(Records)

[start]

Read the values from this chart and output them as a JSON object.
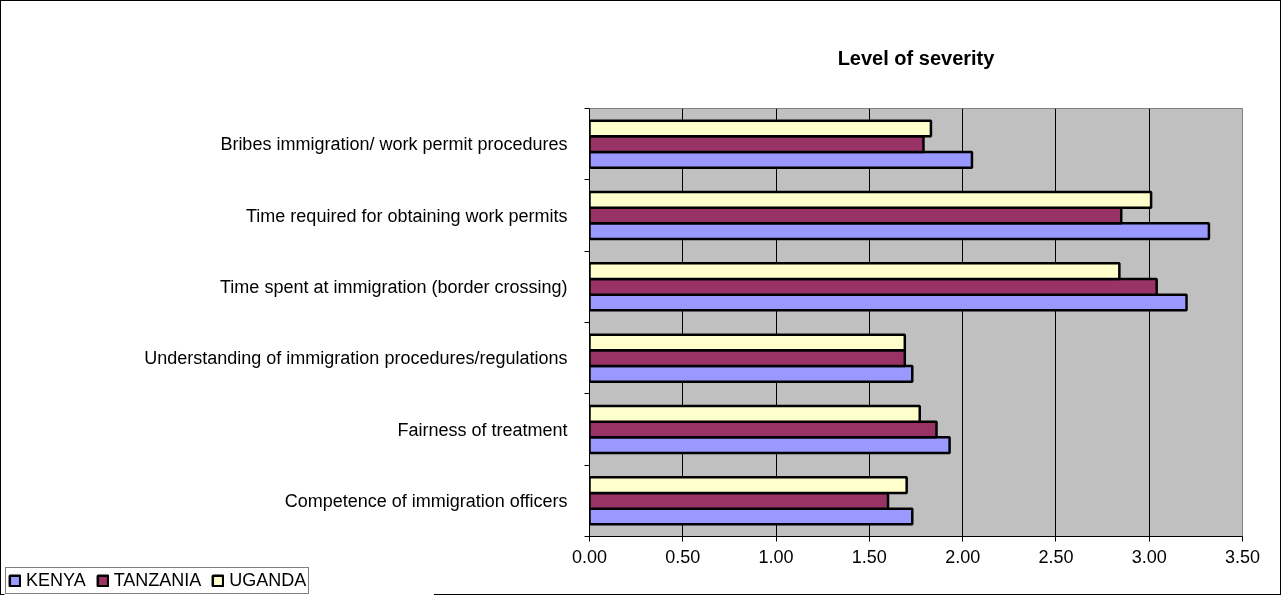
{
  "chart_data": {
    "type": "bar",
    "orientation": "horizontal",
    "title": "Level of severity",
    "categories": [
      "Bribes immigration/ work permit procedures",
      "Time required for obtaining work permits",
      "Time spent at immigration (border crossing)",
      "Understanding of immigration procedures/regulations",
      "Fairness of treatment",
      "Competence of immigration officers"
    ],
    "series": [
      {
        "name": "KENYA",
        "color": "#9999ff",
        "values": [
          2.05,
          3.32,
          3.2,
          1.73,
          1.93,
          1.73
        ]
      },
      {
        "name": "TANZANIA",
        "color": "#993366",
        "values": [
          1.79,
          2.85,
          3.04,
          1.69,
          1.86,
          1.6
        ]
      },
      {
        "name": "UGANDA",
        "color": "#ffffcc",
        "values": [
          1.83,
          3.01,
          2.84,
          1.69,
          1.77,
          1.7
        ]
      }
    ],
    "xlim": [
      0,
      3.5
    ],
    "xticks": [
      {
        "value": 0,
        "label": "0.00"
      },
      {
        "value": 0.5,
        "label": "0.50"
      },
      {
        "value": 1,
        "label": "1.00"
      },
      {
        "value": 1.5,
        "label": "1.50"
      },
      {
        "value": 2,
        "label": "2.00"
      },
      {
        "value": 2.5,
        "label": "2.50"
      },
      {
        "value": 3,
        "label": "3.00"
      },
      {
        "value": 3.5,
        "label": "3.50"
      }
    ],
    "grid": "x",
    "legend": "bottom left"
  }
}
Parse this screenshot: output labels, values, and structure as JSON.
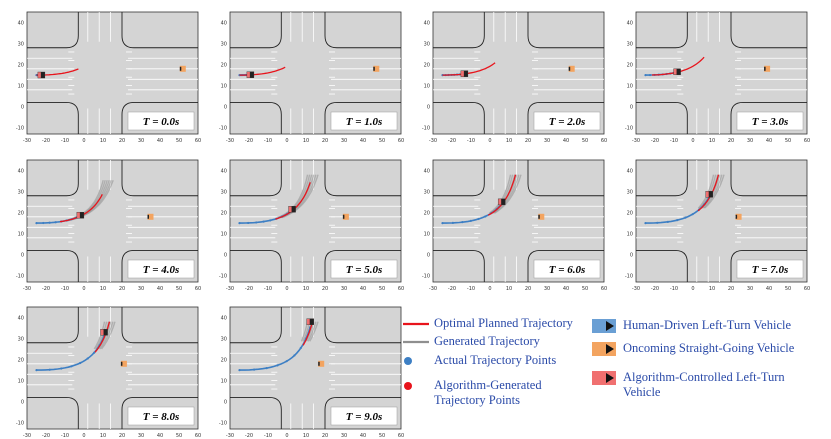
{
  "axes": {
    "x_ticks": [
      "-30",
      "-20",
      "-10",
      "0",
      "10",
      "20",
      "30",
      "40",
      "50",
      "60"
    ],
    "y_ticks": [
      "40",
      "30",
      "20",
      "10",
      "0",
      "-10"
    ]
  },
  "panels": [
    {
      "time_label": "T = 0.0s",
      "oncoming_x": 52,
      "progress": 0.0
    },
    {
      "time_label": "T = 1.0s",
      "oncoming_x": 47,
      "progress": 0.1
    },
    {
      "time_label": "T = 2.0s",
      "oncoming_x": 43,
      "progress": 0.2
    },
    {
      "time_label": "T = 3.0s",
      "oncoming_x": 39,
      "progress": 0.3
    },
    {
      "time_label": "T = 4.0s",
      "oncoming_x": 35,
      "progress": 0.45
    },
    {
      "time_label": "T = 5.0s",
      "oncoming_x": 31,
      "progress": 0.58
    },
    {
      "time_label": "T = 6.0s",
      "oncoming_x": 27,
      "progress": 0.7
    },
    {
      "time_label": "T = 7.0s",
      "oncoming_x": 24,
      "progress": 0.8
    },
    {
      "time_label": "T = 8.0s",
      "oncoming_x": 21,
      "progress": 0.9
    },
    {
      "time_label": "T = 9.0s",
      "oncoming_x": 18,
      "progress": 1.0
    }
  ],
  "legend": {
    "optimal": "Optimal Planned Trajectory",
    "generated": "Generated Trajectory",
    "actual_points": "Actual Trajectory Points",
    "algo_points_line1": "Algorithm-Generated",
    "algo_points_line2": "Trajectory Points",
    "human_vehicle": "Human-Driven Left-Turn Vehicle",
    "oncoming_vehicle": "Oncoming Straight-Going Vehicle",
    "algo_vehicle_line1": "Algorithm-Controlled Left-Turn",
    "algo_vehicle_line2": "Vehicle"
  },
  "colors": {
    "road": "#d4d4d4",
    "optimal": "#e8141c",
    "generated": "#8f8f8f",
    "actual_points": "#3d7fc4",
    "algo_points": "#e8141c",
    "human_vehicle": "#6a9fd4",
    "oncoming_vehicle": "#f3a460",
    "algo_vehicle": "#f07070",
    "legend_text": "#2a4aa8"
  }
}
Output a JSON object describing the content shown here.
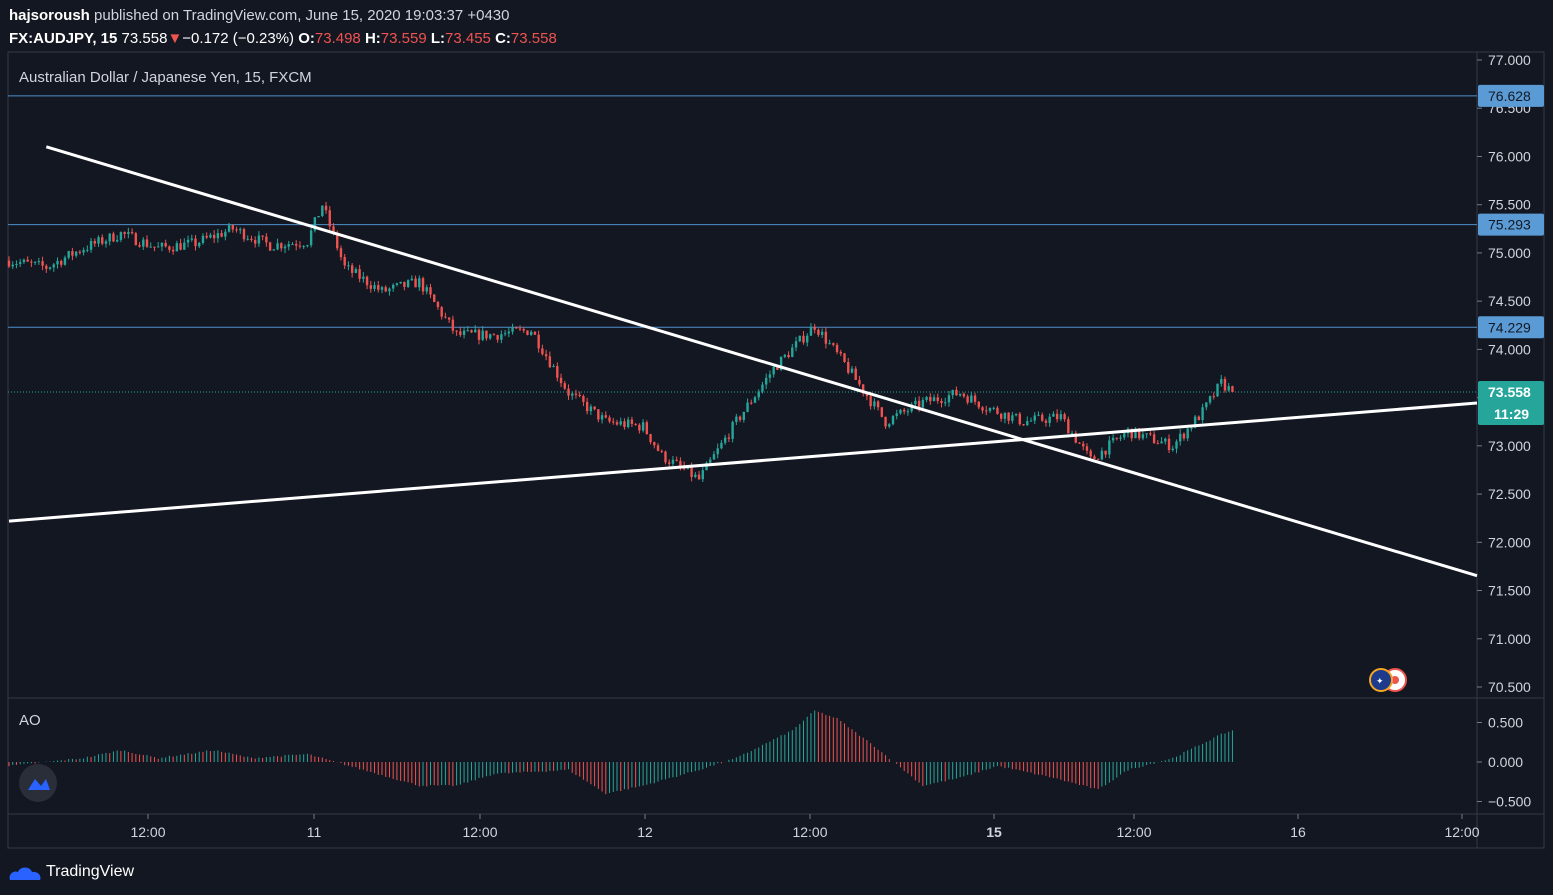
{
  "publish": {
    "author": "hajsoroush",
    "text": "published on TradingView.com, June 15, 2020 19:03:37 +0430"
  },
  "ohlc": {
    "symbol": "FX:AUDJPY, 15",
    "last": "73.558",
    "change": "−0.172 (−0.23%)",
    "o_label": "O:",
    "o": "73.498",
    "h_label": "H:",
    "h": "73.559",
    "l_label": "L:",
    "l": "73.455",
    "c_label": "C:",
    "c": "73.558"
  },
  "chart_title": "Australian Dollar / Japanese Yen, 15, FXCM",
  "indicator_name": "AO",
  "brand": "TradingView",
  "colors": {
    "background": "#131722",
    "up": "#26a69a",
    "down": "#ef5350",
    "hline": "#4f8fc9",
    "trendline": "#ffffff"
  },
  "chart_data": {
    "type": "candlestick",
    "title": "Australian Dollar / Japanese Yen, 15, FXCM",
    "price_axis": {
      "ticks": [
        "77.000",
        "76.500",
        "76.000",
        "75.500",
        "75.000",
        "74.500",
        "74.000",
        "73.500",
        "73.000",
        "72.500",
        "72.000",
        "71.500",
        "71.000",
        "70.500"
      ],
      "range": [
        70.4,
        77.05
      ]
    },
    "time_axis": [
      "12:00",
      "11",
      "12:00",
      "12",
      "12:00",
      "15",
      "12:00",
      "16",
      "12:00"
    ],
    "horizontal_lines": [
      {
        "price": 76.628,
        "label": "76.628"
      },
      {
        "price": 75.293,
        "label": "75.293"
      },
      {
        "price": 74.229,
        "label": "74.229"
      }
    ],
    "last_price": {
      "value": 73.558,
      "label": "73.558",
      "countdown": "11:29"
    },
    "trendlines": [
      {
        "p1": {
          "bar": 10,
          "price": 76.1
        },
        "p2": {
          "bar": 299,
          "price": 72.75
        }
      },
      {
        "p1": {
          "bar": 0,
          "price": 72.22
        },
        "p2": {
          "bar": 299,
          "price": 73.15
        }
      }
    ],
    "price_path": [
      [
        0,
        74.92
      ],
      [
        10,
        74.85
      ],
      [
        20,
        75.05
      ],
      [
        30,
        75.2
      ],
      [
        40,
        75.05
      ],
      [
        50,
        75.1
      ],
      [
        60,
        75.25
      ],
      [
        70,
        75.08
      ],
      [
        80,
        75.12
      ],
      [
        84,
        75.5
      ],
      [
        90,
        74.85
      ],
      [
        100,
        74.6
      ],
      [
        110,
        74.7
      ],
      [
        120,
        74.15
      ],
      [
        130,
        74.15
      ],
      [
        140,
        74.2
      ],
      [
        150,
        73.55
      ],
      [
        160,
        73.25
      ],
      [
        170,
        73.2
      ],
      [
        175,
        72.9
      ],
      [
        185,
        72.65
      ],
      [
        195,
        73.25
      ],
      [
        205,
        73.8
      ],
      [
        216,
        74.25
      ],
      [
        224,
        73.85
      ],
      [
        235,
        73.25
      ],
      [
        245,
        73.45
      ],
      [
        255,
        73.55
      ],
      [
        262,
        73.4
      ],
      [
        272,
        73.25
      ],
      [
        282,
        73.3
      ],
      [
        290,
        72.85
      ],
      [
        300,
        73.15
      ],
      [
        312,
        73.0
      ],
      [
        320,
        73.35
      ],
      [
        325,
        73.65
      ],
      [
        328,
        73.56
      ]
    ],
    "ao_axis": {
      "ticks": [
        "0.500",
        "0.000",
        "−0.500"
      ],
      "range": [
        -0.62,
        0.82
      ]
    },
    "ao_path": [
      [
        0,
        -0.05
      ],
      [
        20,
        0.05
      ],
      [
        30,
        0.15
      ],
      [
        40,
        0.05
      ],
      [
        55,
        0.15
      ],
      [
        65,
        0.05
      ],
      [
        80,
        0.1
      ],
      [
        95,
        -0.1
      ],
      [
        110,
        -0.3
      ],
      [
        120,
        -0.3
      ],
      [
        130,
        -0.15
      ],
      [
        150,
        -0.1
      ],
      [
        160,
        -0.4
      ],
      [
        170,
        -0.3
      ],
      [
        185,
        -0.1
      ],
      [
        195,
        0.05
      ],
      [
        210,
        0.4
      ],
      [
        216,
        0.65
      ],
      [
        222,
        0.55
      ],
      [
        232,
        0.2
      ],
      [
        245,
        -0.3
      ],
      [
        255,
        -0.2
      ],
      [
        265,
        -0.05
      ],
      [
        280,
        -0.2
      ],
      [
        292,
        -0.35
      ],
      [
        300,
        -0.1
      ],
      [
        312,
        0.05
      ],
      [
        325,
        0.35
      ],
      [
        328,
        0.4
      ]
    ]
  }
}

[end]

— Given instruction —
Find and count the lines of the data that include the string "immigration", and report that figure by itself.

— Answer in full —
4